WRITTEN INSTRUCTION =
Reproduce every one of the records below verbatim, line for line.

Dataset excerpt
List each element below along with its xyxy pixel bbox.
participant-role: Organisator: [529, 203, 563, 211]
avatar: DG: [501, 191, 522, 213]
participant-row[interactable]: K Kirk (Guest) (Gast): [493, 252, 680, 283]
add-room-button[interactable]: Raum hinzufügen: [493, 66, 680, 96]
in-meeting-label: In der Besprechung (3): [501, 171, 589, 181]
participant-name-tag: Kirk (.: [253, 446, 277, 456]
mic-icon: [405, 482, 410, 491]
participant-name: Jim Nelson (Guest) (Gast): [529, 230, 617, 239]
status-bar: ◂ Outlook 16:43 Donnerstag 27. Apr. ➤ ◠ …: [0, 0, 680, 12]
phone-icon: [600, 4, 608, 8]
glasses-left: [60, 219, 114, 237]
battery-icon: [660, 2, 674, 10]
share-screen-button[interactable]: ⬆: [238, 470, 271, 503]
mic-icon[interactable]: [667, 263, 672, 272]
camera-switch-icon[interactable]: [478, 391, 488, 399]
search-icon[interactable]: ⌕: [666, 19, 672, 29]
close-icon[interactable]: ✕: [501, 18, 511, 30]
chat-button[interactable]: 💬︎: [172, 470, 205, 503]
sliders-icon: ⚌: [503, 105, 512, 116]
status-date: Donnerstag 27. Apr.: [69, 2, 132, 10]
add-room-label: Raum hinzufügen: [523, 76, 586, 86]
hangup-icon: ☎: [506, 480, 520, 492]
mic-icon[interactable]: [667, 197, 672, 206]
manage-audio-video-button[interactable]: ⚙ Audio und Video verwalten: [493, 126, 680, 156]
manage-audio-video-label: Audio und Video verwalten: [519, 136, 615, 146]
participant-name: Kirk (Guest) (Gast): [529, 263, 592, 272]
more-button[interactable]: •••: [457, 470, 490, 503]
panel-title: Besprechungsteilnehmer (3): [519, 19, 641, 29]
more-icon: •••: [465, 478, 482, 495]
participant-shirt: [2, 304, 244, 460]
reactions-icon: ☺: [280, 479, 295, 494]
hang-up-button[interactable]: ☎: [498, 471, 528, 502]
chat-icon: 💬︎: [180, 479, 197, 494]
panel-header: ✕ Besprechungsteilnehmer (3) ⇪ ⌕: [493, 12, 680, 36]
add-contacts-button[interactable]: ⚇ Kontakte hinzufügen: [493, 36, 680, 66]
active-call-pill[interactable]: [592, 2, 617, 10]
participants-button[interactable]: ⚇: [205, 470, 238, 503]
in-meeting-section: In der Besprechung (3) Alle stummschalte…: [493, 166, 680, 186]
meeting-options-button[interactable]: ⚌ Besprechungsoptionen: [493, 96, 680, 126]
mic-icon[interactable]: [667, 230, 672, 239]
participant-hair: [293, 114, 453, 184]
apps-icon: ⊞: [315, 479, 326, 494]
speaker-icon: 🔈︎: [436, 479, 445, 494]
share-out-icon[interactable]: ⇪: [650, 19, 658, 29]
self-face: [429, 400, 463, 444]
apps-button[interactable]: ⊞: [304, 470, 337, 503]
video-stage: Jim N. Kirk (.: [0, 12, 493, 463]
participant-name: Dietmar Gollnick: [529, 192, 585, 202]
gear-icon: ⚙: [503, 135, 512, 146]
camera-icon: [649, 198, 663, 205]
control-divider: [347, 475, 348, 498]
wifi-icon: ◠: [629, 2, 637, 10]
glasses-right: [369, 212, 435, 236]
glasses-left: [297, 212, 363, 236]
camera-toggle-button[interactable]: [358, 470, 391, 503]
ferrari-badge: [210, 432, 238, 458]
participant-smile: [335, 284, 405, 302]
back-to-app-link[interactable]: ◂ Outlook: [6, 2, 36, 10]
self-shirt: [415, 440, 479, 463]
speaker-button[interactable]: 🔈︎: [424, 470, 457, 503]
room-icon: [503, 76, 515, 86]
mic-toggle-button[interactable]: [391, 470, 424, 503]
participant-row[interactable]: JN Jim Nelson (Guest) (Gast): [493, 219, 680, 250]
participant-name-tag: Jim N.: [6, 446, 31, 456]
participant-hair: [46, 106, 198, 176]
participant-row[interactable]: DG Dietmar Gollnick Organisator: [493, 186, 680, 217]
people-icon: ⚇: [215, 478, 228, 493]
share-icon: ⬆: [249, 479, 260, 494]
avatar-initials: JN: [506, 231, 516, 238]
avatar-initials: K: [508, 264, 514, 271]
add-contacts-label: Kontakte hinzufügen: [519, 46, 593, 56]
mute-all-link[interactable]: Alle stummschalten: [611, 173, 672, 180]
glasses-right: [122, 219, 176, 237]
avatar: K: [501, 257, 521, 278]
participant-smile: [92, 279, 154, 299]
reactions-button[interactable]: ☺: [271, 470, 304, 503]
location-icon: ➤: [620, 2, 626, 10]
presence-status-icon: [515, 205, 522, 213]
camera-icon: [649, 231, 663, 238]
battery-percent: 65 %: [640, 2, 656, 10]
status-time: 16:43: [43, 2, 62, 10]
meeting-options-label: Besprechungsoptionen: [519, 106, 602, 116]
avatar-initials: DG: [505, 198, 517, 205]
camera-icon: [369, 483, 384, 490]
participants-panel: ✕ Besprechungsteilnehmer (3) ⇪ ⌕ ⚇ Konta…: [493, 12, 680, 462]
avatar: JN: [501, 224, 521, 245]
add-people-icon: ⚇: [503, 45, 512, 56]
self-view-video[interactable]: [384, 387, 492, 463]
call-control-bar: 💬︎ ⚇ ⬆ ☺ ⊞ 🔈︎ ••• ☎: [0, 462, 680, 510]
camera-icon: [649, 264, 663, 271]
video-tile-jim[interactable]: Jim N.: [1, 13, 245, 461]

THE OUTPUT =
List each element below along with its xyxy pixel bbox.
participant-role: Organisator: [529, 203, 563, 211]
avatar: DG: [501, 191, 522, 213]
participant-row[interactable]: K Kirk (Guest) (Gast): [493, 252, 680, 283]
add-room-button[interactable]: Raum hinzufügen: [493, 66, 680, 96]
in-meeting-label: In der Besprechung (3): [501, 171, 589, 181]
participant-name-tag: Kirk (.: [253, 446, 277, 456]
mic-icon: [405, 482, 410, 491]
participant-name: Jim Nelson (Guest) (Gast): [529, 230, 617, 239]
status-bar: ◂ Outlook 16:43 Donnerstag 27. Apr. ➤ ◠ …: [0, 0, 680, 12]
phone-icon: [600, 4, 608, 8]
glasses-left: [60, 219, 114, 237]
battery-icon: [660, 2, 674, 10]
share-screen-button[interactable]: ⬆: [238, 470, 271, 503]
mic-icon[interactable]: [667, 263, 672, 272]
camera-switch-icon[interactable]: [478, 391, 488, 399]
search-icon[interactable]: ⌕: [666, 19, 672, 29]
close-icon[interactable]: ✕: [501, 18, 511, 30]
chat-button[interactable]: 💬︎: [172, 470, 205, 503]
sliders-icon: ⚌: [503, 105, 512, 116]
status-date: Donnerstag 27. Apr.: [69, 2, 132, 10]
add-room-label: Raum hinzufügen: [523, 76, 586, 86]
hangup-icon: ☎: [506, 480, 520, 492]
mic-icon[interactable]: [667, 197, 672, 206]
manage-audio-video-button[interactable]: ⚙ Audio und Video verwalten: [493, 126, 680, 156]
manage-audio-video-label: Audio und Video verwalten: [519, 136, 615, 146]
participant-name: Kirk (Guest) (Gast): [529, 263, 592, 272]
more-button[interactable]: •••: [457, 470, 490, 503]
panel-title: Besprechungsteilnehmer (3): [519, 19, 641, 29]
more-icon: •••: [465, 478, 482, 495]
participant-shirt: [2, 304, 244, 460]
reactions-icon: ☺: [280, 479, 295, 494]
hang-up-button[interactable]: ☎: [498, 471, 528, 502]
chat-icon: 💬︎: [180, 479, 197, 494]
panel-header: ✕ Besprechungsteilnehmer (3) ⇪ ⌕: [493, 12, 680, 36]
add-contacts-button[interactable]: ⚇ Kontakte hinzufügen: [493, 36, 680, 66]
active-call-pill[interactable]: [592, 2, 617, 10]
participants-button[interactable]: ⚇: [205, 470, 238, 503]
in-meeting-section: In der Besprechung (3) Alle stummschalte…: [493, 166, 680, 186]
meeting-options-button[interactable]: ⚌ Besprechungsoptionen: [493, 96, 680, 126]
mic-icon[interactable]: [667, 230, 672, 239]
participant-hair: [293, 114, 453, 184]
apps-icon: ⊞: [315, 479, 326, 494]
speaker-icon: 🔈︎: [436, 479, 445, 494]
share-out-icon[interactable]: ⇪: [650, 19, 658, 29]
self-face: [429, 400, 463, 444]
apps-button[interactable]: ⊞: [304, 470, 337, 503]
video-stage: Jim N. Kirk (.: [0, 12, 493, 463]
participant-name: Dietmar Gollnick: [529, 192, 585, 202]
gear-icon: ⚙: [503, 135, 512, 146]
camera-icon: [649, 198, 663, 205]
control-divider: [347, 475, 348, 498]
wifi-icon: ◠: [629, 2, 637, 10]
glasses-right: [369, 212, 435, 236]
glasses-left: [297, 212, 363, 236]
camera-toggle-button[interactable]: [358, 470, 391, 503]
ferrari-badge: [210, 432, 238, 458]
participant-smile: [335, 284, 405, 302]
back-to-app-link[interactable]: ◂ Outlook: [6, 2, 36, 10]
self-shirt: [415, 440, 479, 463]
speaker-button[interactable]: 🔈︎: [424, 470, 457, 503]
room-icon: [503, 76, 515, 86]
mic-toggle-button[interactable]: [391, 470, 424, 503]
participant-row[interactable]: JN Jim Nelson (Guest) (Gast): [493, 219, 680, 250]
participant-name-tag: Jim N.: [6, 446, 31, 456]
participant-hair: [46, 106, 198, 176]
participant-row[interactable]: DG Dietmar Gollnick Organisator: [493, 186, 680, 217]
people-icon: ⚇: [215, 478, 228, 493]
share-icon: ⬆: [249, 479, 260, 494]
avatar-initials: JN: [506, 231, 516, 238]
avatar-initials: K: [508, 264, 514, 271]
add-contacts-label: Kontakte hinzufügen: [519, 46, 593, 56]
mute-all-link[interactable]: Alle stummschalten: [611, 173, 672, 180]
glasses-right: [122, 219, 176, 237]
avatar: K: [501, 257, 521, 278]
participant-smile: [92, 279, 154, 299]
reactions-button[interactable]: ☺: [271, 470, 304, 503]
location-icon: ➤: [620, 2, 626, 10]
presence-status-icon: [515, 205, 522, 213]
camera-icon: [649, 231, 663, 238]
battery-percent: 65 %: [640, 2, 656, 10]
status-time: 16:43: [43, 2, 62, 10]
meeting-options-label: Besprechungsoptionen: [519, 106, 602, 116]
avatar-initials: DG: [505, 198, 517, 205]
camera-icon: [369, 483, 384, 490]
participants-panel: ✕ Besprechungsteilnehmer (3) ⇪ ⌕ ⚇ Konta…: [493, 12, 680, 462]
avatar: JN: [501, 224, 521, 245]
add-people-icon: ⚇: [503, 45, 512, 56]
self-view-video[interactable]: [384, 387, 492, 463]
call-control-bar: 💬︎ ⚇ ⬆ ☺ ⊞ 🔈︎ ••• ☎: [0, 462, 680, 510]
camera-icon: [649, 264, 663, 271]
video-tile-jim[interactable]: Jim N.: [1, 13, 245, 461]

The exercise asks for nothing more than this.